───── Given data

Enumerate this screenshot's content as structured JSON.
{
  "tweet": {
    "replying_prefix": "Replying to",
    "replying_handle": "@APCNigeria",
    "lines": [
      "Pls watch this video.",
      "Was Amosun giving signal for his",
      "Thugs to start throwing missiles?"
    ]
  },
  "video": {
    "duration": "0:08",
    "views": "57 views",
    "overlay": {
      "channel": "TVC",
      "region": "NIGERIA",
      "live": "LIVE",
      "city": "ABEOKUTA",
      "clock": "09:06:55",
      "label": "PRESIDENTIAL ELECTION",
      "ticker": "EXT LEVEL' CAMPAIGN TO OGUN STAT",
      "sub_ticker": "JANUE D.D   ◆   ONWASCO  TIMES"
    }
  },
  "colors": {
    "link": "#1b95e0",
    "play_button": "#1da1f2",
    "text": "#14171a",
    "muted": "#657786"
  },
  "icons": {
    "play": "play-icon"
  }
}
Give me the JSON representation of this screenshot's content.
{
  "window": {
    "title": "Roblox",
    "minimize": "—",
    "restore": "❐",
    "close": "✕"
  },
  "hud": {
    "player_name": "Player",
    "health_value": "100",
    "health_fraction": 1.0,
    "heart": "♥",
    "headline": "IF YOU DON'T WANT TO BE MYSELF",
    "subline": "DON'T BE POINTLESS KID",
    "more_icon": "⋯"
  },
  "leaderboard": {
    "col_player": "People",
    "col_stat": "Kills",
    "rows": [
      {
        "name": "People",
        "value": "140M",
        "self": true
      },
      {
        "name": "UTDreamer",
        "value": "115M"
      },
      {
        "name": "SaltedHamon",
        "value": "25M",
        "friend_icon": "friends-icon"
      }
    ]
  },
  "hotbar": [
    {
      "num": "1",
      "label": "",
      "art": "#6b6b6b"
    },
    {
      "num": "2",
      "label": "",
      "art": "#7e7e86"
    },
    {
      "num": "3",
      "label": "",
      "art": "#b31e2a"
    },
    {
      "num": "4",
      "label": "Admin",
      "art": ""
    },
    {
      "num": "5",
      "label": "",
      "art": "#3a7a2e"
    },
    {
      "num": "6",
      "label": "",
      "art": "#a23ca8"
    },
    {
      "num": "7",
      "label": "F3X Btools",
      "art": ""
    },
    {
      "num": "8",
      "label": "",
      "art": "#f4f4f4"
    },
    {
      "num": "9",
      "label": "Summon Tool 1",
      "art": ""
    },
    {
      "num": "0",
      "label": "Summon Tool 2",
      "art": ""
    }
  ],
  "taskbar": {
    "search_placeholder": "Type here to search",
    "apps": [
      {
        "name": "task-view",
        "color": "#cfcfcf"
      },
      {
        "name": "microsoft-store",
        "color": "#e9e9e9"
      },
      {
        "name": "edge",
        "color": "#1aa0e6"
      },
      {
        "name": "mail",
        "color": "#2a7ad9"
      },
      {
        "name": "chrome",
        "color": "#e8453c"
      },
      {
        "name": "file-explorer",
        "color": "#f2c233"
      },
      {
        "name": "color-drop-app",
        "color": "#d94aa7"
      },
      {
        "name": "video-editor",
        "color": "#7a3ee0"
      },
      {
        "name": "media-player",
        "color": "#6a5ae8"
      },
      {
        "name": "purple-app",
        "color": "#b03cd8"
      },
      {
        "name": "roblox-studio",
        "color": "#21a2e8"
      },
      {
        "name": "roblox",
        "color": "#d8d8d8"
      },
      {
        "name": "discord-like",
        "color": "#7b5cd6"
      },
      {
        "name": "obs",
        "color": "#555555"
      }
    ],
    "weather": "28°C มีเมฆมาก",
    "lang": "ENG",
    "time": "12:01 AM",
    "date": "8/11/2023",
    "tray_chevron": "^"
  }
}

──────────
───── Given data

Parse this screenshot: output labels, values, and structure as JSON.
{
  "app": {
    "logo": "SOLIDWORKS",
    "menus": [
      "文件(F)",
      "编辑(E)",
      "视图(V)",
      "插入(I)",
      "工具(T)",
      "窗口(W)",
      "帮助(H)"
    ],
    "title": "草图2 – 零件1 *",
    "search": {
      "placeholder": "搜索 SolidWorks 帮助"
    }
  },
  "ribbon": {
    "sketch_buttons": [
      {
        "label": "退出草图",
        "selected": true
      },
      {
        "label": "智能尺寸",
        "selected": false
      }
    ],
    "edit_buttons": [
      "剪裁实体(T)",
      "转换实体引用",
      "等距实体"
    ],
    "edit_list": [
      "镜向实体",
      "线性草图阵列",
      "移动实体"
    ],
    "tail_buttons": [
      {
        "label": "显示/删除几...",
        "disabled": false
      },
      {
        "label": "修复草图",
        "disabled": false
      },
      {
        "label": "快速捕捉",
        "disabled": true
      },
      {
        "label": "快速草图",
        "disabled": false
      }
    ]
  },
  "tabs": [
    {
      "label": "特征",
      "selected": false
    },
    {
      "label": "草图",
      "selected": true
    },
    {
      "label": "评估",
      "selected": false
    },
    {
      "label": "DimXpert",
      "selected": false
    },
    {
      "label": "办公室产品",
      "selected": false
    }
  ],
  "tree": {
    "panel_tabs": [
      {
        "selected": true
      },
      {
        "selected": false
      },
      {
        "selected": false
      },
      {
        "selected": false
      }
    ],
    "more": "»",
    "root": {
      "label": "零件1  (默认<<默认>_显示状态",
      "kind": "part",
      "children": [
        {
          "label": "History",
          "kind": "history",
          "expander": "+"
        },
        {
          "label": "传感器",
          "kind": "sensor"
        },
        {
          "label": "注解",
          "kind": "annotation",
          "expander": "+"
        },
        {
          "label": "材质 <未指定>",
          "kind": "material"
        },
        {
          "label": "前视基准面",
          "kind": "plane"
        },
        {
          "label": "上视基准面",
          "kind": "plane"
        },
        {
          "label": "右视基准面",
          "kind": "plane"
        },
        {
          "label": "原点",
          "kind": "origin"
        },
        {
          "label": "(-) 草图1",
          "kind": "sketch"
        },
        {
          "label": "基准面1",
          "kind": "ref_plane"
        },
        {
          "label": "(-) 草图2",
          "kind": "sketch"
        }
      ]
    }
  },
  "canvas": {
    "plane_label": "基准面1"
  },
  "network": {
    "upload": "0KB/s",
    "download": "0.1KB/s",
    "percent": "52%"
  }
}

──────────

Find the word "content" in the entries, and copy every line it shows up in.

Enumerate this screenshot's content as structured JSON.
Give me the JSON representation of this screenshot's content.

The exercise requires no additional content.